TO BE DONE>
Look for the word "responsável" in the entries below, then copy every line that has it.
:: INPUT RECORDS
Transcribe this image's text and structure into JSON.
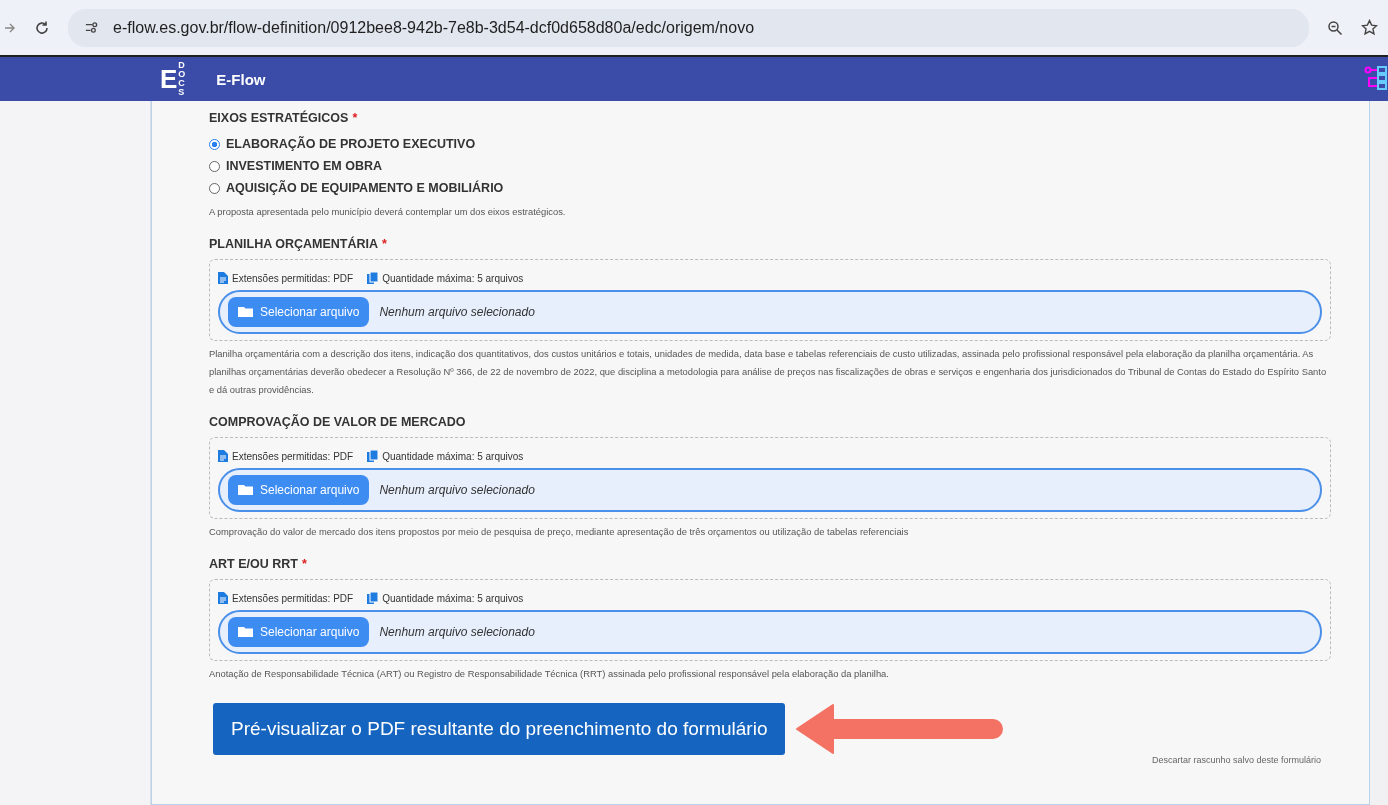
{
  "browser": {
    "url": "e-flow.es.gov.br/flow-definition/0912bee8-942b-7e8b-3d54-dcf0d658d80a/edc/origem/novo"
  },
  "header": {
    "logo_letter": "E",
    "logo_sub": "DOCS",
    "title": "E-Flow"
  },
  "fields": [
    {
      "kind": "radio",
      "label": "EIXOS ESTRATÉGICOS",
      "required_mark": "*",
      "options": [
        {
          "label": "ELABORAÇÃO DE PROJETO EXECUTIVO",
          "selected": true
        },
        {
          "label": "INVESTIMENTO EM OBRA",
          "selected": false
        },
        {
          "label": "AQUISIÇÃO DE EQUIPAMENTO E MOBILIÁRIO",
          "selected": false
        }
      ],
      "help": "A proposta apresentada pelo município deverá contemplar um dos eixos estratégicos."
    },
    {
      "kind": "file",
      "label": "PLANILHA ORÇAMENTÁRIA",
      "required_mark": "*",
      "extensions": "Extensões permitidas: PDF",
      "max_files": "Quantidade máxima: 5 arquivos",
      "button": "Selecionar arquivo",
      "status": "Nenhum arquivo selecionado",
      "help": "Planilha orçamentária com a descrição dos itens, indicação dos quantitativos, dos custos unitários e totais, unidades de medida, data base e tabelas referenciais de custo utilizadas, assinada pelo profissional responsável pela elaboração da planilha orçamentária. As planilhas orçamentárias deverão obedecer a Resolução Nº 366, de 22 de novembro de 2022, que disciplina a metodologia para análise de preços nas fiscalizações de obras e serviços e engenharia dos jurisdicionados do Tribunal de Contas do Estado do Espírito Santo e dá outras providências."
    },
    {
      "kind": "file",
      "label": "COMPROVAÇÃO DE VALOR DE MERCADO",
      "extensions": "Extensões permitidas: PDF",
      "max_files": "Quantidade máxima: 5 arquivos",
      "button": "Selecionar arquivo",
      "status": "Nenhum arquivo selecionado",
      "help": "Comprovação do valor de mercado dos itens propostos por meio de pesquisa de preço, mediante apresentação de três orçamentos ou utilização de tabelas referenciais"
    },
    {
      "kind": "file",
      "label": "ART E/OU RRT",
      "required_mark": "*",
      "extensions": "Extensões permitidas: PDF",
      "max_files": "Quantidade máxima: 5 arquivos",
      "button": "Selecionar arquivo",
      "status": "Nenhum arquivo selecionado",
      "help": "Anotação de Responsabilidade Técnica (ART) ou Registro de Responsabilidade Técnica (RRT) assinada pelo profissional responsável pela elaboração da planilha."
    }
  ],
  "preview_button": "Pré-visualizar o PDF resultante do preenchimento do formulário",
  "discard_link": "Descartar rascunho salvo deste formulário"
}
::::
EXERCISE RESULT>
      "help": "Planilha orçamentária com a descrição dos itens, indicação dos quantitativos, dos custos unitários e totais, unidades de medida, data base e tabelas referenciais de custo utilizadas, assinada pelo profissional responsável pela elaboração da planilha orçamentária. As planilhas orçamentárias deverão obedecer a Resolução Nº 366, de 22 de novembro de 2022, que disciplina a metodologia para análise de preços nas fiscalizações de obras e serviços e engenharia dos jurisdicionados do Tribunal de Contas do Estado do Espírito Santo e dá outras providências."
      "help": "Anotação de Responsabilidade Técnica (ART) ou Registro de Responsabilidade Técnica (RRT) assinada pelo profissional responsável pela elaboração da planilha."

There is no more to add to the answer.